Texte à lire

• • • • • • •

Ordonné, pratique, méthodique, il organise l'extermination des marginaux et des Juifs comme un gestionnaire. Point. Il aurait été, comme son sous-fifre Adolf Eichmann, le type même décrit par Hannah Arendt comme étant la "banalité du mal". Mais Himmler échappa à son procès en se donnant la mort. Parfois, rien n'est plus monstrueux que la banalité, l'ordre, la médiocrité.

Malgré la pâleur de leur personnalité, les noms de ces âmes de fonctionnaires sont gravés dans notre mémoire collective comme l'incarnation du Mal et de l'inimaginable, quand d'autres noms - dont les actes furent éblouissants d'humanité - restent dans l'ombre. Parmi eux, Oskar Schindler et sa liste ont été sauvés de l'oubli grâce au film de Steven Spielberg, mais également par la distinction qui lui a été faite d'être reconnu "Juste parmi les nations". D'autres n'ont eu aucune de ces deux chances. Ainsi, le héros de cette pièce, Félix Kersten, oublié.

Joseph Kessel lui consacra pourtant un livre, "Les Mains du miracle", et, aujourd'hui, Antoine Nouel, l'auteur de la pièce, l'incarne dans la pièce qu'il a également mise en scène. C'est un investissement total que ce comédien a mis dans ce projet pour sortir des nimbes le visage étonnant de ce personnage de l'Histoire qui, par son action, a fait libérer près de 100 000 victimes du régime nazi. Des chiffres qui font tourner la tête, mais il est le résultat d'une volonté patiente qui, durant des années, négocia la vie contre le don.

• • • • • • •

(Données d'analyse de la mise en page)
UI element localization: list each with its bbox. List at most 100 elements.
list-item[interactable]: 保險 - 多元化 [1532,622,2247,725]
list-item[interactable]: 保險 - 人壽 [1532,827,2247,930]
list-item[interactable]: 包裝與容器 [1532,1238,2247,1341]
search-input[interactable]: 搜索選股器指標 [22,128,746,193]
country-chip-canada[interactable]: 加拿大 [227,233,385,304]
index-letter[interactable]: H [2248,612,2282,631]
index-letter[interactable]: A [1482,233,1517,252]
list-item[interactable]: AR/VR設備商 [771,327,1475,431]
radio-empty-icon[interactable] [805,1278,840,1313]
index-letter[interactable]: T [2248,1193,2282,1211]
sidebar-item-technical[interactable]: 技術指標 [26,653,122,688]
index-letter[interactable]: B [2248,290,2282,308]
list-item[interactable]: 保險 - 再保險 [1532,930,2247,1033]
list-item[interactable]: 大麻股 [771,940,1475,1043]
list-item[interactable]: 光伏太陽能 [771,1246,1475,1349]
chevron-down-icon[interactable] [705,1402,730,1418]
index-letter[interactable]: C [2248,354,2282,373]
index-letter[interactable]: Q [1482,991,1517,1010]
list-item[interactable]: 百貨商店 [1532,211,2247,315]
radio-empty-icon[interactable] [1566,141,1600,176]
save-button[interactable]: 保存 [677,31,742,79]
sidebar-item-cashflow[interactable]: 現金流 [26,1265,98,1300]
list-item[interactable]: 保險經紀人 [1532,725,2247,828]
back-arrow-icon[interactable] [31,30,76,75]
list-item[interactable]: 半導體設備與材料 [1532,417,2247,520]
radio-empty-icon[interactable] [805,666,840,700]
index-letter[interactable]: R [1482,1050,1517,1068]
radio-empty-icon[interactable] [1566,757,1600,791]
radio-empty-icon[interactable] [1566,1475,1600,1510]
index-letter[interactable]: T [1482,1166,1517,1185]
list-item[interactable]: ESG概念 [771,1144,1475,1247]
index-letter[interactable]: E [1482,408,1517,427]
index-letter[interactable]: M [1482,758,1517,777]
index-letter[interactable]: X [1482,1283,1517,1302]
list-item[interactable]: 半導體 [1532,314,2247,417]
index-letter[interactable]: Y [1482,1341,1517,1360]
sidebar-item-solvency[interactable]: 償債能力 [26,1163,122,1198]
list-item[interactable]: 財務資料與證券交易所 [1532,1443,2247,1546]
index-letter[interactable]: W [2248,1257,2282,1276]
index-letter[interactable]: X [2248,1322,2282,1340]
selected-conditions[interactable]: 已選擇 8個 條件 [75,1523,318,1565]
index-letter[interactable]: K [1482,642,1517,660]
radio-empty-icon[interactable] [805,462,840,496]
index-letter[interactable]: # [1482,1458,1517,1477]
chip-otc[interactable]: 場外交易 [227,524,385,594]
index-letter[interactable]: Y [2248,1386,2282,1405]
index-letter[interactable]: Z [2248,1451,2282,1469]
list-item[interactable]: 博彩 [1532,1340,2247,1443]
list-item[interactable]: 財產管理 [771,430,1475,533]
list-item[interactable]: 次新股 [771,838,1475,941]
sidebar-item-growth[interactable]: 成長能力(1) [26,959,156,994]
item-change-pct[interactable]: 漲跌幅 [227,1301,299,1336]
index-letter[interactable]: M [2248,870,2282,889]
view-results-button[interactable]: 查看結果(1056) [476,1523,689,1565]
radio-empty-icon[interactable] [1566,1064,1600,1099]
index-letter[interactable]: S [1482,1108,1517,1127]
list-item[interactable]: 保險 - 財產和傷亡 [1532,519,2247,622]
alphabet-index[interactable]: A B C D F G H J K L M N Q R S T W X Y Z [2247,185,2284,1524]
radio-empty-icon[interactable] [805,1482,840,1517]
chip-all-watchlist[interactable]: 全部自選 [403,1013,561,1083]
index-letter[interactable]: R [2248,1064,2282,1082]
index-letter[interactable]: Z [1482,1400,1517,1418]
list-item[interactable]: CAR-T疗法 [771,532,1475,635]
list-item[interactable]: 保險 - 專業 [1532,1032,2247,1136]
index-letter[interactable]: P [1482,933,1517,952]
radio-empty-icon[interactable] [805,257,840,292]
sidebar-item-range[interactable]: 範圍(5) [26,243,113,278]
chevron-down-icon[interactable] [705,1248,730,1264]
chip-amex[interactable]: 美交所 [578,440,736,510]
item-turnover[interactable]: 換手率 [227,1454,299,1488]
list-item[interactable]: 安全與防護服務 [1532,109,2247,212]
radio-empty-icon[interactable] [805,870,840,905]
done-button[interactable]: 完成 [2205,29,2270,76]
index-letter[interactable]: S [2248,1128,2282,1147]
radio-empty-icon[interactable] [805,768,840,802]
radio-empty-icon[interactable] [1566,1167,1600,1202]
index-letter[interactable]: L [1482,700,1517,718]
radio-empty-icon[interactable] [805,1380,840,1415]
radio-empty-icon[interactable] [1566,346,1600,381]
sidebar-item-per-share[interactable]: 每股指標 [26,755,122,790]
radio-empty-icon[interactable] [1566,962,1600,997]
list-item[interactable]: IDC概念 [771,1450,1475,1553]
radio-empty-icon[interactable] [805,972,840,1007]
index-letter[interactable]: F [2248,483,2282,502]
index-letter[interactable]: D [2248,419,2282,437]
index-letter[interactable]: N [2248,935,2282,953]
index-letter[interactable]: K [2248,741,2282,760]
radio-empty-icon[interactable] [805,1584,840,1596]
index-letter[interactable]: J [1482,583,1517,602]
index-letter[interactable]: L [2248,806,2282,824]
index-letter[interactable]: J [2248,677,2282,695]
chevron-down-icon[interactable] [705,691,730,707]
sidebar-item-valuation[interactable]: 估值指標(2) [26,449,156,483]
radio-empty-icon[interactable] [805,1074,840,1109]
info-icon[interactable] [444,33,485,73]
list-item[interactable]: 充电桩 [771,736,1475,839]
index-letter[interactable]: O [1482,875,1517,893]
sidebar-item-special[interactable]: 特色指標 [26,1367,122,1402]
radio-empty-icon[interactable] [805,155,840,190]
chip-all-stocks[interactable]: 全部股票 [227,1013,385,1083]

• • • • • • •

Consigne 1
Pouvez-vous résumer en deux phrases le texte sur Félix Kersten ?
Consigne 2
Pouvez-vous recopier mot pour mot le passage du texte sur Félix Kersten compris entre « Joseph Kessel lui » et « contre le don. », ces deux bornes incluses ?
Les lignes ne servent à rien ici.

Réponse attendue 1
Les fonctionnaires méthodiques de l'extermination nazie, emblèmes de la « banalité du mal », restent gravés dans la mémoire collective, alors que d'autres, aux actes éblouissants d'humanité, demeurent dans l'ombre. C'est le cas de Félix Kersten, qui a fait libérer près de 100 000 victimes du régime nazi et qu'Antoine Nouel incarne dans une pièce qu'il a écrite et mise en scène.

Réponse attendue 2
Joseph Kessel lui consacra pourtant un livre, "Les Mains du miracle", et, aujourd'hui, Antoine Nouel, l'auteur de la pièce, l'incarne dans la pièce qu'il a également mise en scène. C'est un investissement total que ce comédien a mis dans ce projet pour sortir des nimbes le visage étonnant de ce personnage de l'Histoire qui, par son action, a fait libérer près de 100 000 victimes du régime nazi. Des chiffres qui font tourner la tête, mais il est le résultat d'une volonté patiente qui, durant des années, négocia la vie contre le don.